** DO THIS **
Report each line of the items that contains the string "MESSAGES", treating uppercase and lowercase as distinct.

:: AVAILABLE RECORDS ::

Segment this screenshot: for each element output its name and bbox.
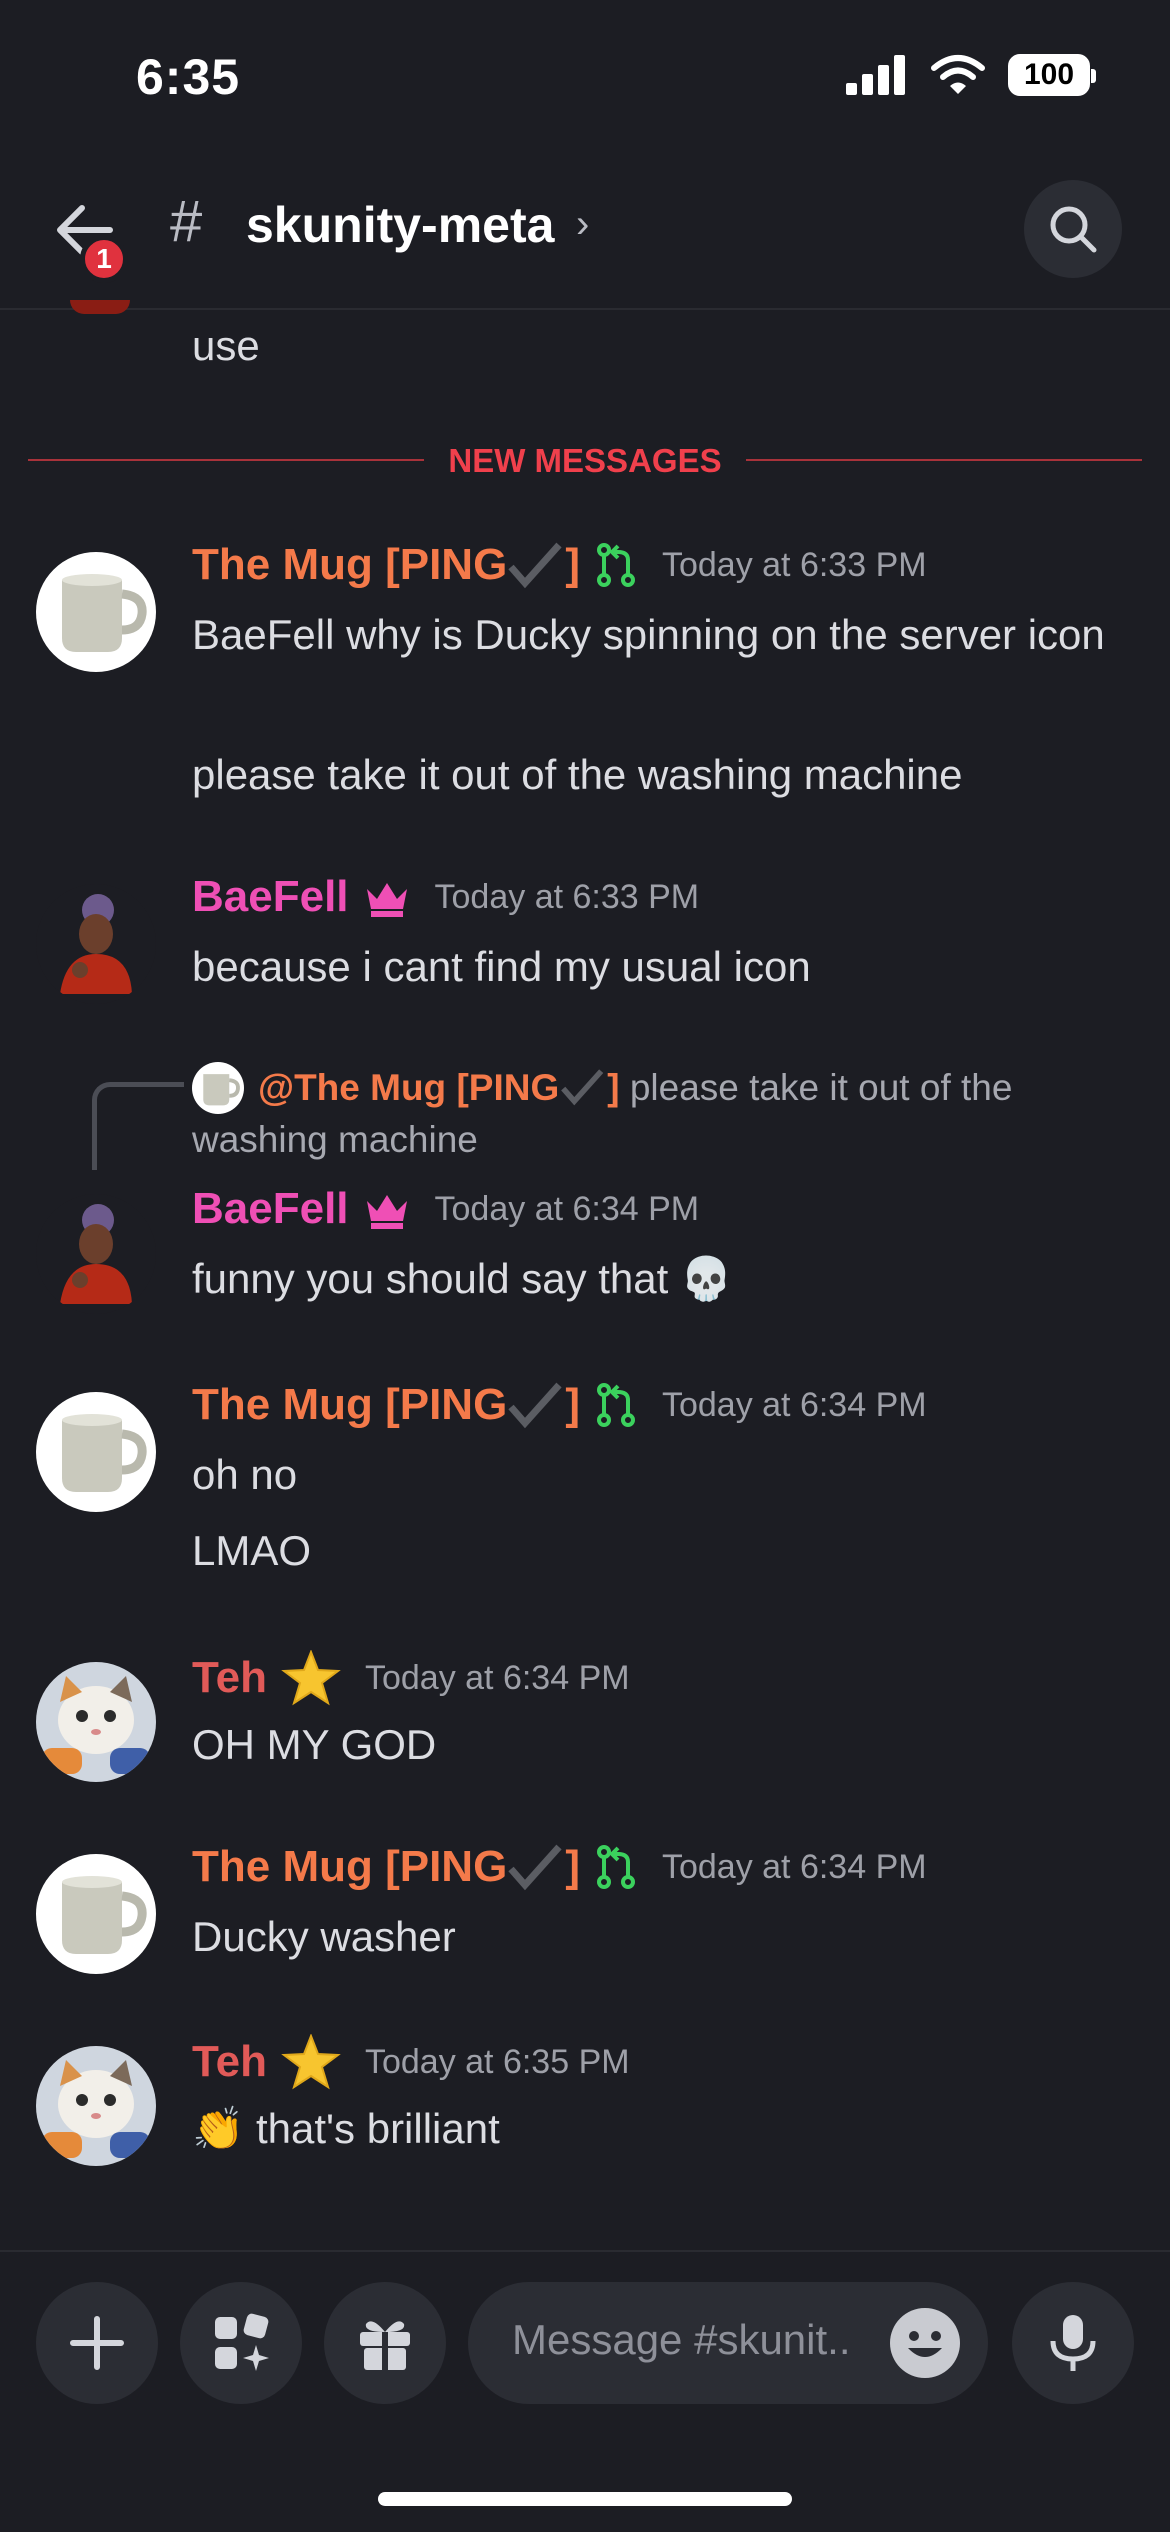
git-merge-icon [596, 1383, 635, 1427]
message-header: BaeFell Today at 6:34 PM [192, 1184, 699, 1234]
message-text: oh no [192, 1451, 298, 1498]
gift-icon [360, 2321, 410, 2370]
message-text: funny you should say that 💀 [192, 1255, 733, 1302]
reply-preview[interactable]: @The Mug [PING] please take it out of th… [192, 1062, 1092, 1166]
chevron-right-icon[interactable]: › [576, 202, 589, 247]
avatar[interactable] [36, 2046, 156, 2166]
new-messages-divider: NEW MESSAGES [28, 440, 1142, 480]
avatar[interactable] [36, 1854, 156, 1974]
message-header: The Mug [PING ] Today at 6:34 PM [192, 1842, 927, 1892]
timestamp: Today at 6:35 PM [364, 2042, 630, 2081]
message-text: BaeFell why is Ducky spinning on the ser… [192, 611, 1105, 658]
message-text: LMAO [192, 1527, 312, 1574]
author-name-suffix: ] [565, 1380, 580, 1429]
gift-button[interactable] [324, 2282, 446, 2404]
unread-badge: 1 [80, 235, 128, 283]
avatar[interactable] [36, 1662, 156, 1782]
timestamp: Today at 6:34 PM [434, 1189, 700, 1228]
message-composer: Message #skunit.. [0, 2250, 1170, 2532]
author-name[interactable]: Teh [192, 1653, 267, 1703]
star-icon [281, 2034, 341, 2090]
timestamp: Today at 6:33 PM [434, 877, 700, 916]
message-input[interactable]: Message #skunit.. [468, 2282, 988, 2404]
message-text: please take it out of the washing machin… [192, 751, 963, 798]
author-name-suffix: ] [565, 1842, 580, 1891]
git-merge-icon [596, 1845, 635, 1889]
mug-avatar-icon [62, 1876, 147, 1954]
timestamp: Today at 6:33 PM [661, 545, 927, 584]
message-text: 👏 that's brilliant [192, 2105, 500, 2152]
mug-avatar-icon [62, 574, 147, 652]
message-text: Ducky washer [192, 1913, 456, 1960]
status-icons: 100 [846, 54, 1096, 96]
channel-hash-icon: # [170, 189, 203, 254]
reply-mention[interactable]: @The Mug [PING [258, 1067, 559, 1108]
message-text: use [192, 322, 260, 369]
search-button[interactable] [1024, 180, 1122, 278]
timestamp: Today at 6:34 PM [661, 1847, 927, 1886]
author-name[interactable]: BaeFell [192, 1184, 349, 1234]
message-input-placeholder: Message #skunit.. [512, 2316, 851, 2363]
mug-avatar-icon [62, 1414, 147, 1492]
author-name[interactable]: The Mug [PING [192, 1380, 507, 1430]
cat-avatar-icon [42, 2060, 150, 2158]
author-name[interactable]: The Mug [PING [192, 1842, 507, 1892]
timestamp: Today at 6:34 PM [364, 1658, 630, 1697]
crown-icon [366, 1195, 407, 1229]
emoji-button[interactable] [890, 2308, 960, 2378]
emoji-icon [908, 2331, 942, 2357]
new-messages-label: NEW MESSAGES [448, 442, 722, 479]
apps-icon [215, 2313, 269, 2371]
wifi-icon [931, 55, 985, 94]
status-bar: 6:35 100 [0, 0, 1170, 150]
checkmark-icon [561, 1069, 604, 1106]
star-icon [281, 1650, 341, 1706]
crown-icon [366, 883, 407, 917]
message-header: BaeFell Today at 6:33 PM [192, 872, 699, 922]
message-text: OH MY GOD [192, 1721, 437, 1768]
avatar[interactable] [36, 1392, 156, 1512]
avatar [70, 300, 130, 314]
timestamp: Today at 6:34 PM [661, 1385, 927, 1424]
battery-icon: 100 [1008, 54, 1096, 96]
author-name-suffix: ] [565, 540, 580, 589]
voice-message-button[interactable] [1012, 2282, 1134, 2404]
author-name[interactable]: Teh [192, 2037, 267, 2087]
message-header: Teh Today at 6:34 PM [192, 1650, 630, 1706]
status-time: 6:35 [136, 49, 241, 105]
channel-header: 1 # skunity-meta › [0, 150, 1170, 310]
home-indicator[interactable] [378, 2492, 792, 2506]
avatar[interactable] [36, 1194, 156, 1314]
author-name[interactable]: The Mug [PING [192, 540, 507, 590]
baefell-avatar-icon [60, 894, 132, 994]
checkmark-icon [508, 1382, 562, 1429]
discord-channel-screen: 6:35 100 1 # skunity-meta › use NEW MESS… [0, 0, 1170, 2532]
channel-title[interactable]: skunity-meta [246, 196, 554, 254]
author-name[interactable]: BaeFell [192, 872, 349, 922]
avatar[interactable] [36, 884, 156, 1004]
reply-mention-suffix: ] [607, 1067, 620, 1108]
git-merge-icon [596, 543, 635, 587]
message-header: The Mug [PING ] Today at 6:33 PM [192, 540, 927, 590]
search-icon [1050, 206, 1097, 253]
cat-avatar-icon [42, 1676, 150, 1774]
avatar[interactable] [36, 552, 156, 672]
message-header: Teh Today at 6:35 PM [192, 2034, 630, 2090]
baefell-avatar-icon [60, 1204, 132, 1304]
apps-button[interactable] [180, 2282, 302, 2404]
plus-icon [70, 2316, 124, 2370]
reply-connector [92, 1082, 184, 1170]
message-header: The Mug [PING ] Today at 6:34 PM [192, 1380, 927, 1430]
signal-icon [846, 55, 905, 95]
checkmark-icon [508, 1844, 562, 1891]
microphone-icon [1050, 2315, 1096, 2371]
add-attachment-button[interactable] [36, 2282, 158, 2404]
message-text: because i cant find my usual icon [192, 943, 811, 990]
battery-level: 100 [1023, 58, 1075, 91]
checkmark-icon [508, 542, 562, 589]
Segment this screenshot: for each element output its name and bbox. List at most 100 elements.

:::

** ANSWER TO THE PROBLEM **
new-messages-divider: NEW MESSAGES [28, 440, 1142, 480]
new-messages-label: NEW MESSAGES [448, 442, 722, 479]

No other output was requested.